**WHAT THE TASK ASKS:** Take each line containing "Deutsch" and report it exactly as written.

**INFORMATION GIVEN:**
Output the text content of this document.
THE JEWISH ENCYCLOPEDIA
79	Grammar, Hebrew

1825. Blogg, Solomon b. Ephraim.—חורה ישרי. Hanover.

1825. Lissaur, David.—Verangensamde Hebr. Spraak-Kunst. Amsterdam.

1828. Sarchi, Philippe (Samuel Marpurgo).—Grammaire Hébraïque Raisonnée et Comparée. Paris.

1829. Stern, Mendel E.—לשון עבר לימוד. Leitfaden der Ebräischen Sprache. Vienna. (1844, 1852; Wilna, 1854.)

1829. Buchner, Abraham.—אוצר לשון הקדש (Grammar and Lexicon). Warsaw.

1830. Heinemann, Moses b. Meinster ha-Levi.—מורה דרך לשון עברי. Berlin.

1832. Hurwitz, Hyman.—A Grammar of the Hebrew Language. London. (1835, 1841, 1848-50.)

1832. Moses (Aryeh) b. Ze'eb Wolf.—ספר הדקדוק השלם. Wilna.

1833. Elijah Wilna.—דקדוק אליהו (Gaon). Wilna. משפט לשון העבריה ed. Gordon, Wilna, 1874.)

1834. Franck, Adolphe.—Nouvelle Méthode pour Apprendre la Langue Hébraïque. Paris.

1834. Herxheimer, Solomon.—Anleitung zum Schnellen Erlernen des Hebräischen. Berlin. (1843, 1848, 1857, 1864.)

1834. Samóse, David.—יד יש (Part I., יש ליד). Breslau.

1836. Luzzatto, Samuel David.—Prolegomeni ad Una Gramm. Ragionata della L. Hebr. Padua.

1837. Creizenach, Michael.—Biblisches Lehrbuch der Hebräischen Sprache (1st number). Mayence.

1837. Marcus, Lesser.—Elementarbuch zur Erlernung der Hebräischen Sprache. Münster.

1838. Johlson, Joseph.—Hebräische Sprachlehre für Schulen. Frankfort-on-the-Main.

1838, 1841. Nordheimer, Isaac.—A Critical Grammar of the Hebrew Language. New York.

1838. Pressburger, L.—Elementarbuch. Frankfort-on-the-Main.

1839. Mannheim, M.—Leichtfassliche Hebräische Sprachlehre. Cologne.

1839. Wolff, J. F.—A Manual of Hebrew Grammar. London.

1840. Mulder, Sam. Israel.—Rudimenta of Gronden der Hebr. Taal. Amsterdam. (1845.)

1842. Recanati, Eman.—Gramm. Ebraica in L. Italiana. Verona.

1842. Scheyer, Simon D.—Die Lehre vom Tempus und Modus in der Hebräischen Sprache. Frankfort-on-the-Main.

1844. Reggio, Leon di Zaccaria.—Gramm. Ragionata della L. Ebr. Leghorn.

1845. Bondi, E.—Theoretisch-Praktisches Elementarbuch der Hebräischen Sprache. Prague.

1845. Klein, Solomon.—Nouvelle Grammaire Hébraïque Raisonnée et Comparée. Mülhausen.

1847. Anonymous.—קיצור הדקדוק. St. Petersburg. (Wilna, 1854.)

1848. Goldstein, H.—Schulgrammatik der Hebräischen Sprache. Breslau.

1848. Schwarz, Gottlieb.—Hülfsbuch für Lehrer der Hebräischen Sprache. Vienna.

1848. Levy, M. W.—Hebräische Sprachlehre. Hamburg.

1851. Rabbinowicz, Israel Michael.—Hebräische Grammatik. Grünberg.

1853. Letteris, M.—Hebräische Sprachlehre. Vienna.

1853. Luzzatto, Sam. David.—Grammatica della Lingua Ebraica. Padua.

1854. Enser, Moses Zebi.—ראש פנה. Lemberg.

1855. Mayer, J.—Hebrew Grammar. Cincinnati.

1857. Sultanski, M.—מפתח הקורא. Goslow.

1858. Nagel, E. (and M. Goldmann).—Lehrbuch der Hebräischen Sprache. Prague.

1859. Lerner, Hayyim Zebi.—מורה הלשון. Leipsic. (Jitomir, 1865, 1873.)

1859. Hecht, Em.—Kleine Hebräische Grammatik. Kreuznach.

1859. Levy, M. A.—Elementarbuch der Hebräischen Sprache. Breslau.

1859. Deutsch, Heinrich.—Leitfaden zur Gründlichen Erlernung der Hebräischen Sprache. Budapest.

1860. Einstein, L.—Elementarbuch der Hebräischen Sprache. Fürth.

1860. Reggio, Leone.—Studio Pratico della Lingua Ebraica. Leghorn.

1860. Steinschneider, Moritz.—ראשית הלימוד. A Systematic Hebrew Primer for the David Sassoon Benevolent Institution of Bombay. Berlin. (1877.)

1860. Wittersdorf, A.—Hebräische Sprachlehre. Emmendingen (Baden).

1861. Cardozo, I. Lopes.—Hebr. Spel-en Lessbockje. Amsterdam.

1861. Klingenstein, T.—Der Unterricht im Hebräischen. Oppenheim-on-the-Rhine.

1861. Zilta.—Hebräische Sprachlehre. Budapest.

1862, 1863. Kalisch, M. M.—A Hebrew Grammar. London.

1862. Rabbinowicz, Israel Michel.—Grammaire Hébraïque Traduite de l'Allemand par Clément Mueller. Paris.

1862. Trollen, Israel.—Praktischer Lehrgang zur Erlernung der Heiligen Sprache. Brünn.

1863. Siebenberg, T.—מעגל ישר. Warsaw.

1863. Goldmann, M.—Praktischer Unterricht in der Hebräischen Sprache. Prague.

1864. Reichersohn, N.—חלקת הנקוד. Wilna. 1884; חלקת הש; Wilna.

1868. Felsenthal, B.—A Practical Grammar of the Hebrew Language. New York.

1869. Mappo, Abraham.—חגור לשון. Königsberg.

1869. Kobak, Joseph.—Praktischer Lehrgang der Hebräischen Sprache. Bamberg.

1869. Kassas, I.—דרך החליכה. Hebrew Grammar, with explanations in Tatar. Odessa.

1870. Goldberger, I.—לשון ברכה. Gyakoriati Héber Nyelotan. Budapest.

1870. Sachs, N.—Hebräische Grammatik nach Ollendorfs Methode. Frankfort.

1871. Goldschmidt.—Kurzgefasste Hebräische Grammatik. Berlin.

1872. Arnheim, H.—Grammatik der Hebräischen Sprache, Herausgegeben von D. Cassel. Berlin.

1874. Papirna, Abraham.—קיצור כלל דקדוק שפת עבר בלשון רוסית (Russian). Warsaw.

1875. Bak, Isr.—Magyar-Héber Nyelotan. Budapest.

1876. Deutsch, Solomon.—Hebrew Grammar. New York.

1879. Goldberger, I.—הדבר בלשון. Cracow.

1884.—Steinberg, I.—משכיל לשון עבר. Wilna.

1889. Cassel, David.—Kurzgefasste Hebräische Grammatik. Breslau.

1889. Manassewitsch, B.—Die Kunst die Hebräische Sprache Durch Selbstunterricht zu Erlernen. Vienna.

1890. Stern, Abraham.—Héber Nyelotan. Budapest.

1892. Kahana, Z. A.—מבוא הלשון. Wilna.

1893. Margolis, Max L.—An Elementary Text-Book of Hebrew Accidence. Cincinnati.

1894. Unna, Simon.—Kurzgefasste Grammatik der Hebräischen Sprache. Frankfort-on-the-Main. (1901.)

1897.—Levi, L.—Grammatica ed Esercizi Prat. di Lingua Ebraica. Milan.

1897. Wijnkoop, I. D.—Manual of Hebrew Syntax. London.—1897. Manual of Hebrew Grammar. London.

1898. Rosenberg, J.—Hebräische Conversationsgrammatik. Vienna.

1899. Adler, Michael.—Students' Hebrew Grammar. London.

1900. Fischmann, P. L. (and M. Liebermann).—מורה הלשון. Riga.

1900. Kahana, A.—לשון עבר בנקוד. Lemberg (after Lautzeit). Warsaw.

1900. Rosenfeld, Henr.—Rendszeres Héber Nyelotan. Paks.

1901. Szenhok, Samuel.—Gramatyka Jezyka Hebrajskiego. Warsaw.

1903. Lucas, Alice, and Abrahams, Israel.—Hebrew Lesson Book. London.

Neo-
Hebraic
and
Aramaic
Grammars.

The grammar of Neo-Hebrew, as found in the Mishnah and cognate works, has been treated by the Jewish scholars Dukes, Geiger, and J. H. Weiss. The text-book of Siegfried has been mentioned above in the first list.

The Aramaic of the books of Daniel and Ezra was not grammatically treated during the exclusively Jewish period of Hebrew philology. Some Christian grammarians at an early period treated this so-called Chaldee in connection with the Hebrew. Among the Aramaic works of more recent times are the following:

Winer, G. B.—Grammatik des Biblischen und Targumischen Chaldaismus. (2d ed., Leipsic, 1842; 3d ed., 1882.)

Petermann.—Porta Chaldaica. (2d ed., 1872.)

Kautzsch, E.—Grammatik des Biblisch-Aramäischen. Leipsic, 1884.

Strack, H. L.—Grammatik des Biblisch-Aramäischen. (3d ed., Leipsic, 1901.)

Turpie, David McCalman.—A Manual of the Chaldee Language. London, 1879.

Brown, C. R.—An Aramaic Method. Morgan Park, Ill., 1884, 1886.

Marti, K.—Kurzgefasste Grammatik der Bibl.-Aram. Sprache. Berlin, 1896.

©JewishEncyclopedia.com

**REPLY TO THE EXERCISE:**
1859. Deutsch, Heinrich.—Leitfaden zur Gründlichen Erlernung der Hebräischen Sprache. Budapest.
1876. Deutsch, Solomon.—Hebrew Grammar. New York.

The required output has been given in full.